## Brief
Scan the data below for the string "temperature". Copy every line where it appears.

## Extracts from a graphics dataset
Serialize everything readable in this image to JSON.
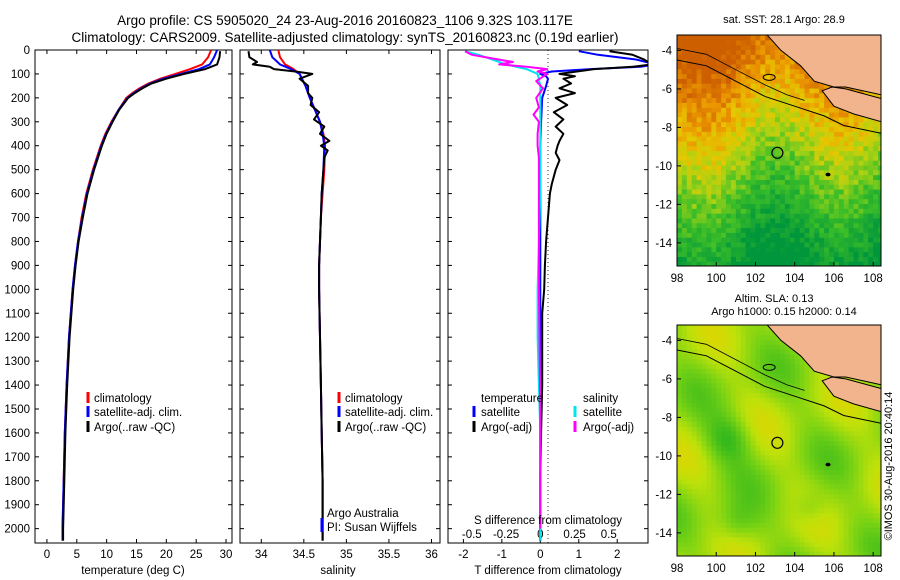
{
  "title_line1": "Argo profile: CS 5905020_24 23-Aug-2016 20160823_1106 9.32S 103.117E",
  "title_line2": "Climatology: CARS2009. Satellite-adjusted climatology: synTS_20160823.nc (0.19d earlier)",
  "colors": {
    "climatology": "#ff0000",
    "satellite": "#0000ff",
    "argo": "#000000",
    "sat_salinity": "#00e5ee",
    "argo_salinity": "#ff00ff",
    "land": "#f2b48c"
  },
  "depth_axis": {
    "ticks": [
      0,
      100,
      200,
      300,
      400,
      500,
      600,
      700,
      800,
      900,
      1000,
      1100,
      1200,
      1300,
      1400,
      1500,
      1600,
      1700,
      1800,
      1900,
      2000
    ],
    "range": [
      0,
      2060
    ]
  },
  "chart_data": [
    {
      "type": "line",
      "id": "temperature",
      "xlabel": "temperature (deg C)",
      "xlim": [
        -2,
        31
      ],
      "xticks": [
        0,
        5,
        10,
        15,
        20,
        25,
        30
      ],
      "legend": [
        "climatology",
        "satellite-adj. clim.",
        "Argo(..raw -QC)"
      ],
      "series": [
        {
          "name": "climatology",
          "color": "#ff0000",
          "depth": [
            0,
            30,
            60,
            80,
            100,
            120,
            140,
            160,
            180,
            200,
            250,
            300,
            350,
            400,
            500,
            600,
            700,
            800,
            900,
            1000,
            1200,
            1400,
            1600,
            1800,
            2000,
            2050
          ],
          "values": [
            27.5,
            27.0,
            26.0,
            24.0,
            21.5,
            19.0,
            17.0,
            15.5,
            14.3,
            13.3,
            12.0,
            10.8,
            9.8,
            9.0,
            7.7,
            6.6,
            5.8,
            5.2,
            4.7,
            4.3,
            3.7,
            3.3,
            3.0,
            2.8,
            2.6,
            2.6
          ]
        },
        {
          "name": "satellite",
          "color": "#0000ff",
          "depth": [
            0,
            30,
            60,
            80,
            100,
            120,
            140,
            160,
            180,
            200,
            250,
            300,
            350,
            400,
            500,
            600,
            700,
            800,
            900,
            1000,
            1200,
            1400,
            1600,
            1800,
            2000,
            2050
          ],
          "values": [
            28.5,
            28.0,
            27.3,
            25.5,
            22.5,
            19.5,
            17.3,
            15.8,
            14.5,
            13.5,
            12.0,
            10.9,
            9.9,
            9.1,
            7.8,
            6.7,
            5.9,
            5.2,
            4.7,
            4.3,
            3.7,
            3.3,
            3.0,
            2.8,
            2.6,
            2.6
          ]
        },
        {
          "name": "argo",
          "color": "#000000",
          "depth": [
            5,
            30,
            60,
            70,
            80,
            100,
            120,
            140,
            160,
            180,
            200,
            250,
            300,
            350,
            400,
            500,
            600,
            700,
            800,
            900,
            1000,
            1200,
            1400,
            1600,
            1800,
            2000,
            2050
          ],
          "values": [
            29.0,
            28.9,
            28.5,
            27.5,
            26.5,
            23.0,
            20.0,
            17.5,
            16.0,
            14.7,
            13.6,
            12.1,
            11.0,
            10.0,
            9.2,
            7.9,
            6.8,
            6.0,
            5.3,
            4.8,
            4.4,
            3.8,
            3.4,
            3.1,
            2.9,
            2.7,
            2.7
          ]
        }
      ]
    },
    {
      "type": "line",
      "id": "salinity",
      "xlabel": "salinity",
      "xlim": [
        33.75,
        36.1
      ],
      "xticks": [
        34,
        34.5,
        35,
        35.5,
        36
      ],
      "legend": [
        "climatology",
        "satellite-adj. clim.",
        "Argo(..raw -QC)"
      ],
      "series": [
        {
          "name": "climatology",
          "color": "#ff0000",
          "depth": [
            0,
            30,
            60,
            80,
            100,
            150,
            200,
            250,
            300,
            350,
            400,
            500,
            600,
            700,
            800,
            900,
            1000,
            1200,
            1400,
            1600,
            1800,
            2000,
            2050
          ],
          "values": [
            34.2,
            34.22,
            34.28,
            34.38,
            34.45,
            34.52,
            34.57,
            34.63,
            34.69,
            34.73,
            34.75,
            34.74,
            34.72,
            34.7,
            34.69,
            34.68,
            34.68,
            34.69,
            34.7,
            34.71,
            34.72,
            34.72,
            34.72
          ]
        },
        {
          "name": "satellite",
          "color": "#0000ff",
          "depth": [
            0,
            30,
            60,
            80,
            100,
            150,
            200,
            250,
            300,
            350,
            400,
            500,
            600,
            700,
            800,
            900,
            1000,
            1200,
            1400,
            1600,
            1800,
            2000,
            2050
          ],
          "values": [
            34.1,
            34.13,
            34.22,
            34.35,
            34.45,
            34.52,
            34.57,
            34.63,
            34.69,
            34.72,
            34.74,
            34.73,
            34.71,
            34.7,
            34.69,
            34.68,
            34.68,
            34.69,
            34.7,
            34.71,
            34.72,
            34.72,
            34.72
          ]
        },
        {
          "name": "argo",
          "color": "#000000",
          "depth": [
            5,
            30,
            50,
            60,
            70,
            80,
            90,
            100,
            120,
            150,
            180,
            200,
            230,
            260,
            290,
            320,
            350,
            380,
            400,
            420,
            450,
            500,
            550,
            600,
            700,
            800,
            900,
            1000,
            1200,
            1400,
            1600,
            1800,
            2000,
            2050
          ],
          "values": [
            33.85,
            33.86,
            33.95,
            33.9,
            34.1,
            34.15,
            34.4,
            34.6,
            34.45,
            34.55,
            34.55,
            34.6,
            34.58,
            34.68,
            34.62,
            34.74,
            34.69,
            34.8,
            34.7,
            34.78,
            34.74,
            34.73,
            34.72,
            34.71,
            34.7,
            34.69,
            34.68,
            34.68,
            34.69,
            34.7,
            34.71,
            34.72,
            34.72,
            34.72
          ]
        }
      ]
    },
    {
      "type": "line",
      "id": "difference",
      "xlabel": "T difference from climatology",
      "xlabel_top": "S difference from climatology",
      "xlim": [
        -2.4,
        2.8
      ],
      "xticks": [
        -2,
        -1,
        0,
        1,
        2
      ],
      "s_ticks": [
        "-0.5",
        "-0.25",
        "0",
        "0.25",
        "0.5"
      ],
      "legend_temperature_title": "temperature",
      "legend_salinity_title": "salinity",
      "legend_labels": [
        "satellite",
        "Argo(-adj)"
      ],
      "series": [
        {
          "name": "satellite T",
          "color": "#0000ff",
          "depth": [
            5,
            20,
            40,
            60,
            70,
            80,
            90,
            100,
            110,
            120,
            150,
            200,
            300,
            400,
            600,
            800,
            1000,
            1500,
            2000,
            2050
          ],
          "values": [
            1.0,
            1.5,
            2.5,
            3.0,
            2.6,
            1.3,
            0.3,
            0.0,
            0.15,
            0.2,
            0.15,
            0.05,
            0.02,
            0.0,
            0.0,
            0.0,
            0.0,
            0.0,
            0.0,
            0.0
          ]
        },
        {
          "name": "Argo T",
          "color": "#000000",
          "depth": [
            5,
            20,
            40,
            60,
            70,
            80,
            100,
            110,
            120,
            140,
            160,
            180,
            200,
            230,
            260,
            290,
            320,
            350,
            380,
            400,
            430,
            460,
            500,
            560,
            600,
            700,
            800,
            900,
            1000,
            1100,
            1200,
            1400,
            1600,
            1800,
            2000,
            2050
          ],
          "values": [
            1.8,
            2.4,
            2.7,
            2.9,
            2.4,
            1.4,
            0.5,
            0.9,
            0.6,
            0.8,
            0.5,
            0.9,
            0.4,
            0.7,
            0.35,
            0.6,
            0.4,
            0.6,
            0.5,
            0.45,
            0.4,
            0.5,
            0.4,
            0.3,
            0.25,
            0.2,
            0.15,
            0.12,
            0.1,
            0.05,
            0.05,
            0.05,
            0.02,
            0.0,
            0.0,
            0.0
          ]
        },
        {
          "name": "satellite S",
          "color": "#00e5ee",
          "depth": [
            5,
            20,
            40,
            60,
            80,
            100,
            150,
            200,
            300,
            400,
            600,
            800,
            1000,
            1200,
            1400,
            1600,
            1800,
            2000,
            2050
          ],
          "values": [
            -0.55,
            -0.45,
            -0.35,
            -0.25,
            -0.1,
            -0.02,
            0.0,
            0.0,
            0.0,
            0.0,
            0.0,
            -0.01,
            -0.02,
            -0.02,
            -0.01,
            0.0,
            0.0,
            0.0,
            0.0
          ]
        },
        {
          "name": "Argo S",
          "color": "#ff00ff",
          "depth": [
            5,
            20,
            40,
            50,
            60,
            70,
            80,
            90,
            100,
            130,
            160,
            200,
            240,
            270,
            300,
            350,
            400,
            450,
            500,
            600,
            800,
            1000,
            1500,
            2000
          ],
          "values": [
            -0.55,
            -0.5,
            -0.3,
            -0.2,
            -0.3,
            -0.1,
            0.05,
            -0.02,
            0.05,
            -0.03,
            0.02,
            -0.03,
            -0.01,
            -0.05,
            -0.01,
            -0.02,
            -0.02,
            -0.01,
            -0.01,
            -0.01,
            -0.01,
            -0.01,
            0.0,
            0.0
          ]
        }
      ]
    },
    {
      "type": "heatmap",
      "id": "sst_map",
      "title": "sat. SST: 28.1  Argo: 28.9",
      "xlim": [
        98,
        108.4
      ],
      "ylim": [
        -15.2,
        -3.2
      ],
      "xticks": [
        98,
        100,
        102,
        104,
        106,
        108
      ],
      "yticks": [
        -4,
        -6,
        -8,
        -10,
        -12,
        -14
      ],
      "argo_position": [
        103.117,
        -9.32
      ]
    },
    {
      "type": "heatmap",
      "id": "sla_map",
      "title_line1": "Altim. SLA: 0.13",
      "title_line2": "Argo h1000: 0.15 h2000: 0.14",
      "xlim": [
        98,
        108.4
      ],
      "ylim": [
        -15.2,
        -3.2
      ],
      "xticks": [
        98,
        100,
        102,
        104,
        106,
        108
      ],
      "yticks": [
        -4,
        -6,
        -8,
        -10,
        -12,
        -14
      ],
      "argo_position": [
        103.117,
        -9.32
      ]
    }
  ],
  "legend_texts": {
    "source": "Argo Australia",
    "pi": "PI: Susan Wijffels"
  },
  "credit": "©IMOS 30-Aug-2016 20:40:14"
}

## Result of this exercise
      "id": "temperature",
      "xlabel": "temperature (deg C)",
      "legend_temperature_title": "temperature",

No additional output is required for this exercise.